Type out the records that follow, exactly as given.

:: Records provided ::
- - -

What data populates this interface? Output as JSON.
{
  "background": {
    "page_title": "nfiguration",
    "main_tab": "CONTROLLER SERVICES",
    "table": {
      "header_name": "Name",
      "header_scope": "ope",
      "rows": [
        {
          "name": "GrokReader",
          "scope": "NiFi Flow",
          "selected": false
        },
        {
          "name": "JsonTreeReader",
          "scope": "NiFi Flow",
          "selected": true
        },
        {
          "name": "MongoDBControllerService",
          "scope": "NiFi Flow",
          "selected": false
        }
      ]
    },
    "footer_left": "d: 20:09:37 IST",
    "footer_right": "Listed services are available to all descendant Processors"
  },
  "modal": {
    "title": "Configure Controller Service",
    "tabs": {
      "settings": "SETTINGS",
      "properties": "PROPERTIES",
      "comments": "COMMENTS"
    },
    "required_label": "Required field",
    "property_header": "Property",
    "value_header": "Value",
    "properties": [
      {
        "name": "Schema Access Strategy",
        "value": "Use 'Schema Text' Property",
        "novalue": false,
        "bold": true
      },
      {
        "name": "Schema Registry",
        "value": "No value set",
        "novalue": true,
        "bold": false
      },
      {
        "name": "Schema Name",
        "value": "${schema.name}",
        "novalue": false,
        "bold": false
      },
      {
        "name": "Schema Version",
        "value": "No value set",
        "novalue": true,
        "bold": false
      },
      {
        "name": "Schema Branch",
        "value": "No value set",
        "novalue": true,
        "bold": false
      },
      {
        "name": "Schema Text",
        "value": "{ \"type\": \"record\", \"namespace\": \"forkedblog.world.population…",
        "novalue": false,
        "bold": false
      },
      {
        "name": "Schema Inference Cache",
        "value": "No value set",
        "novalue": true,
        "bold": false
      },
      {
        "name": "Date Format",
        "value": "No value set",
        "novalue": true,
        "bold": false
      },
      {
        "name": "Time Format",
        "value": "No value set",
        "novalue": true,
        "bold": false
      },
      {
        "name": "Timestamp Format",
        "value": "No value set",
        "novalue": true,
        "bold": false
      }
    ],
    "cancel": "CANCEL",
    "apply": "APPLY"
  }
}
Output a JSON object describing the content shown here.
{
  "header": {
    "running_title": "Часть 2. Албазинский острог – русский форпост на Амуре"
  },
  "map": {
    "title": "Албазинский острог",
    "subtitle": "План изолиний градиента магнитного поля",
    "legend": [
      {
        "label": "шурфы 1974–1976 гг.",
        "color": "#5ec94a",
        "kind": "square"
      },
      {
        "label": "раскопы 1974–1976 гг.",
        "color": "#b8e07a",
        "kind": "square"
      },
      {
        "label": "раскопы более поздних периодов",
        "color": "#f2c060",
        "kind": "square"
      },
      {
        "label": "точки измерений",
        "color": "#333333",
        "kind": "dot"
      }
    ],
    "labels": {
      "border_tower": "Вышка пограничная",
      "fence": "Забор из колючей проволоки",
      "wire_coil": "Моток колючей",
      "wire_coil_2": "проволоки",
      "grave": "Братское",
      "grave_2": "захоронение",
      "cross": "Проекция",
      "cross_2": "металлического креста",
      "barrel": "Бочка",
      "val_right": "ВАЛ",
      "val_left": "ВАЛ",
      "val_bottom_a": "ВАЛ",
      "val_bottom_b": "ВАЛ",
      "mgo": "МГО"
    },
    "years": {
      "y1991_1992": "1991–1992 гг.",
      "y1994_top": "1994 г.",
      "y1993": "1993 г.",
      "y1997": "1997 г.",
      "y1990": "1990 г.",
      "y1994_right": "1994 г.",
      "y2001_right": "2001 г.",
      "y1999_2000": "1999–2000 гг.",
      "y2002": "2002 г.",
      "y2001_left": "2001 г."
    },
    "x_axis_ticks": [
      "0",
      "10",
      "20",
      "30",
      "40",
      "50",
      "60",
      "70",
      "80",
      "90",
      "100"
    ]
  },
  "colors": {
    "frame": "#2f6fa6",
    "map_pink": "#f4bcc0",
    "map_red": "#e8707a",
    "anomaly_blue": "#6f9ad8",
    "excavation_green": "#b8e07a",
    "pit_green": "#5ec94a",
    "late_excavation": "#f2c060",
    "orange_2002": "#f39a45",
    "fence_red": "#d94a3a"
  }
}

- - -

:: Result below ::
What data populates this interface? Output as JSON.
{
  "background": {
    "page_title": "nfiguration",
    "main_tab": "CONTROLLER SERVICES",
    "table": {
      "header_name": "Name",
      "header_scope": "ope",
      "rows": [
        {
          "name": "GrokReader",
          "scope": "NiFi Flow",
          "selected": false
        },
        {
          "name": "JsonTreeReader",
          "scope": "NiFi Flow",
          "selected": true
        },
        {
          "name": "MongoDBControllerService",
          "scope": "NiFi Flow",
          "selected": false
        }
      ]
    },
    "footer_left": "d: 20:09:37 IST",
    "footer_right": "Listed services are available to all descendant Processors"
  },
  "modal": {
    "title": "Configure Controller Service",
    "tabs": {
      "settings": "SETTINGS",
      "properties": "PROPERTIES",
      "comments": "COMMENTS"
    },
    "required_label": "Required field",
    "property_header": "Property",
    "value_header": "Value",
    "properties": [
      {
        "name": "Schema Access Strategy",
        "value": "Use 'Schema Text' Property",
        "novalue": false,
        "bold": true
      },
      {
        "name": "Schema Registry",
        "value": "No value set",
        "novalue": true,
        "bold": false
      },
      {
        "name": "Schema Name",
        "value": "${schema.name}",
        "novalue": false,
        "bold": false
      },
      {
        "name": "Schema Version",
        "value": "No value set",
        "novalue": true,
        "bold": false
      },
      {
        "name": "Schema Branch",
        "value": "No value set",
        "novalue": true,
        "bold": false
      },
      {
        "name": "Schema Text",
        "value": "{ \"type\": \"record\", \"namespace\": \"forkedblog.world.population…",
        "novalue": false,
        "bold": false
      },
      {
        "name": "Schema Inference Cache",
        "value": "No value set",
        "novalue": true,
        "bold": false
      },
      {
        "name": "Date Format",
        "value": "No value set",
        "novalue": true,
        "bold": false
      },
      {
        "name": "Time Format",
        "value": "No value set",
        "novalue": true,
        "bold": false
      },
      {
        "name": "Timestamp Format",
        "value": "No value set",
        "novalue": true,
        "bold": false
      }
    ],
    "cancel": "CANCEL",
    "apply": "APPLY"
  }
}
Output a JSON object describing the content shown here.
{
  "header": {
    "running_title": "Часть 2. Албазинский острог – русский форпост на Амуре"
  },
  "map": {
    "title": "Албазинский острог",
    "subtitle": "План изолиний градиента магнитного поля",
    "legend": [
      {
        "label": "шурфы 1974–1976 гг.",
        "color": "#5ec94a",
        "kind": "square"
      },
      {
        "label": "раскопы 1974–1976 гг.",
        "color": "#b8e07a",
        "kind": "square"
      },
      {
        "label": "раскопы более поздних периодов",
        "color": "#f2c060",
        "kind": "square"
      },
      {
        "label": "точки измерений",
        "color": "#333333",
        "kind": "dot"
      }
    ],
    "labels": {
      "border_tower": "Вышка пограничная",
      "fence": "Забор из колючей проволоки",
      "wire_coil": "Моток колючей",
      "wire_coil_2": "проволоки",
      "grave": "Братское",
      "grave_2": "захоронение",
      "cross": "Проекция",
      "cross_2": "металлического креста",
      "barrel": "Бочка",
      "val_right": "ВАЛ",
      "val_left": "ВАЛ",
      "val_bottom_a": "ВАЛ",
      "val_bottom_b": "ВАЛ",
      "mgo": "МГО"
    },
    "years": {
      "y1991_1992": "1991–1992 гг.",
      "y1994_top": "1994 г.",
      "y1993": "1993 г.",
      "y1997": "1997 г.",
      "y1990": "1990 г.",
      "y1994_right": "1994 г.",
      "y2001_right": "2001 г.",
      "y1999_2000": "1999–2000 гг.",
      "y2002": "2002 г.",
      "y2001_left": "2001 г."
    },
    "x_axis_ticks": [
      "0",
      "10",
      "20",
      "30",
      "40",
      "50",
      "60",
      "70",
      "80",
      "90",
      "100"
    ]
  },
  "colors": {
    "frame": "#2f6fa6",
    "map_pink": "#f4bcc0",
    "map_red": "#e8707a",
    "anomaly_blue": "#6f9ad8",
    "excavation_green": "#b8e07a",
    "pit_green": "#5ec94a",
    "late_excavation": "#f2c060",
    "orange_2002": "#f39a45",
    "fence_red": "#d94a3a"
  }
}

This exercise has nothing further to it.